[Dataset records]

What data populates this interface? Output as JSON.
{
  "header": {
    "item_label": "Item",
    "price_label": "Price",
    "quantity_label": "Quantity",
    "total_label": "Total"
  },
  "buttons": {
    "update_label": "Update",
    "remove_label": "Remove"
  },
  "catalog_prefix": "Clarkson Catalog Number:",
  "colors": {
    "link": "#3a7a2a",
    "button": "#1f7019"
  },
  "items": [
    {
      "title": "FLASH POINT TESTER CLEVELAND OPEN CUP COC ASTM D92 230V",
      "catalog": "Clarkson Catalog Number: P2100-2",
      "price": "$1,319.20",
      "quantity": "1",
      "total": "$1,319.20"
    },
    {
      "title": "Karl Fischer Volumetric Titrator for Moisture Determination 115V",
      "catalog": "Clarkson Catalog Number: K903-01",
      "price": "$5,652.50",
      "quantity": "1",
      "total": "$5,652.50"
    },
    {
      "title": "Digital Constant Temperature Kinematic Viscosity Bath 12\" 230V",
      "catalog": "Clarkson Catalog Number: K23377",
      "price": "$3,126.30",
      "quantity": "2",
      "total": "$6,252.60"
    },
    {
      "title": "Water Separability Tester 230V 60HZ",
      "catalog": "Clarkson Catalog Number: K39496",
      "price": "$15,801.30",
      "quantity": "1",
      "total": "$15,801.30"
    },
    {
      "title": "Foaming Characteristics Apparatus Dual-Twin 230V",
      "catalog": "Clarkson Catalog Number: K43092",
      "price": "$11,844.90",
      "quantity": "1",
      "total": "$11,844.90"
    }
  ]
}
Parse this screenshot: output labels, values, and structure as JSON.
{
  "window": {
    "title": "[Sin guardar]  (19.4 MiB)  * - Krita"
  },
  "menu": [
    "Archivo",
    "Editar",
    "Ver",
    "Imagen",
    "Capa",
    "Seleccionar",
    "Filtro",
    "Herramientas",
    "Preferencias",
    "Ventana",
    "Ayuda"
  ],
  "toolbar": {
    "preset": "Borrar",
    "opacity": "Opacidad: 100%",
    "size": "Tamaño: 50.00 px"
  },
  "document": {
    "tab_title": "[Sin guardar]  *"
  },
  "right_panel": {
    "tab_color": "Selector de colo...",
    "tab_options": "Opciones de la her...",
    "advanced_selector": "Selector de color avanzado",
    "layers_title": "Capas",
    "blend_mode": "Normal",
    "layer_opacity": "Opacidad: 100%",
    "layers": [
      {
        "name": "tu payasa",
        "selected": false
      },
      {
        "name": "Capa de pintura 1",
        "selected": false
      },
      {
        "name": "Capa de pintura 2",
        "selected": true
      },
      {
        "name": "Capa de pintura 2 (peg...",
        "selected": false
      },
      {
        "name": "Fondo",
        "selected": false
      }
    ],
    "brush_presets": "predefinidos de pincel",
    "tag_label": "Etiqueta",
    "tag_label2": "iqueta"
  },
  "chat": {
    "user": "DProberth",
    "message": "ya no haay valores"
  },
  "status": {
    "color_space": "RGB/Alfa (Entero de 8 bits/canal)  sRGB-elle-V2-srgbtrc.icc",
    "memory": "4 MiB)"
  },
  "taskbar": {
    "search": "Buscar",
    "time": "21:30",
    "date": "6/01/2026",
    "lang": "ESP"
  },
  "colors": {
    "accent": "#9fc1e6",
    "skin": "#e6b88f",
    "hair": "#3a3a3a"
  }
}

WHAT TO PRODUCE »
Repeat every entry exactly, please.

RESULT OF THE TASK »
What data populates this interface? Output as JSON.
{
  "header": {
    "item_label": "Item",
    "price_label": "Price",
    "quantity_label": "Quantity",
    "total_label": "Total"
  },
  "buttons": {
    "update_label": "Update",
    "remove_label": "Remove"
  },
  "catalog_prefix": "Clarkson Catalog Number:",
  "colors": {
    "link": "#3a7a2a",
    "button": "#1f7019"
  },
  "items": [
    {
      "title": "FLASH POINT TESTER CLEVELAND OPEN CUP COC ASTM D92 230V",
      "catalog": "Clarkson Catalog Number: P2100-2",
      "price": "$1,319.20",
      "quantity": "1",
      "total": "$1,319.20"
    },
    {
      "title": "Karl Fischer Volumetric Titrator for Moisture Determination 115V",
      "catalog": "Clarkson Catalog Number: K903-01",
      "price": "$5,652.50",
      "quantity": "1",
      "total": "$5,652.50"
    },
    {
      "title": "Digital Constant Temperature Kinematic Viscosity Bath 12\" 230V",
      "catalog": "Clarkson Catalog Number: K23377",
      "price": "$3,126.30",
      "quantity": "2",
      "total": "$6,252.60"
    },
    {
      "title": "Water Separability Tester 230V 60HZ",
      "catalog": "Clarkson Catalog Number: K39496",
      "price": "$15,801.30",
      "quantity": "1",
      "total": "$15,801.30"
    },
    {
      "title": "Foaming Characteristics Apparatus Dual-Twin 230V",
      "catalog": "Clarkson Catalog Number: K43092",
      "price": "$11,844.90",
      "quantity": "1",
      "total": "$11,844.90"
    }
  ]
}
Parse this screenshot: output labels, values, and structure as JSON.
{
  "window": {
    "title": "[Sin guardar]  (19.4 MiB)  * - Krita"
  },
  "menu": [
    "Archivo",
    "Editar",
    "Ver",
    "Imagen",
    "Capa",
    "Seleccionar",
    "Filtro",
    "Herramientas",
    "Preferencias",
    "Ventana",
    "Ayuda"
  ],
  "toolbar": {
    "preset": "Borrar",
    "opacity": "Opacidad: 100%",
    "size": "Tamaño: 50.00 px"
  },
  "document": {
    "tab_title": "[Sin guardar]  *"
  },
  "right_panel": {
    "tab_color": "Selector de colo...",
    "tab_options": "Opciones de la her...",
    "advanced_selector": "Selector de color avanzado",
    "layers_title": "Capas",
    "blend_mode": "Normal",
    "layer_opacity": "Opacidad: 100%",
    "layers": [
      {
        "name": "tu payasa",
        "selected": false
      },
      {
        "name": "Capa de pintura 1",
        "selected": false
      },
      {
        "name": "Capa de pintura 2",
        "selected": true
      },
      {
        "name": "Capa de pintura 2 (peg...",
        "selected": false
      },
      {
        "name": "Fondo",
        "selected": false
      }
    ],
    "brush_presets": "predefinidos de pincel",
    "tag_label": "Etiqueta",
    "tag_label2": "iqueta"
  },
  "chat": {
    "user": "DProberth",
    "message": "ya no haay valores"
  },
  "status": {
    "color_space": "RGB/Alfa (Entero de 8 bits/canal)  sRGB-elle-V2-srgbtrc.icc",
    "memory": "4 MiB)"
  },
  "taskbar": {
    "search": "Buscar",
    "time": "21:30",
    "date": "6/01/2026",
    "lang": "ESP"
  },
  "colors": {
    "accent": "#9fc1e6",
    "skin": "#e6b88f",
    "hair": "#3a3a3a"
  }
}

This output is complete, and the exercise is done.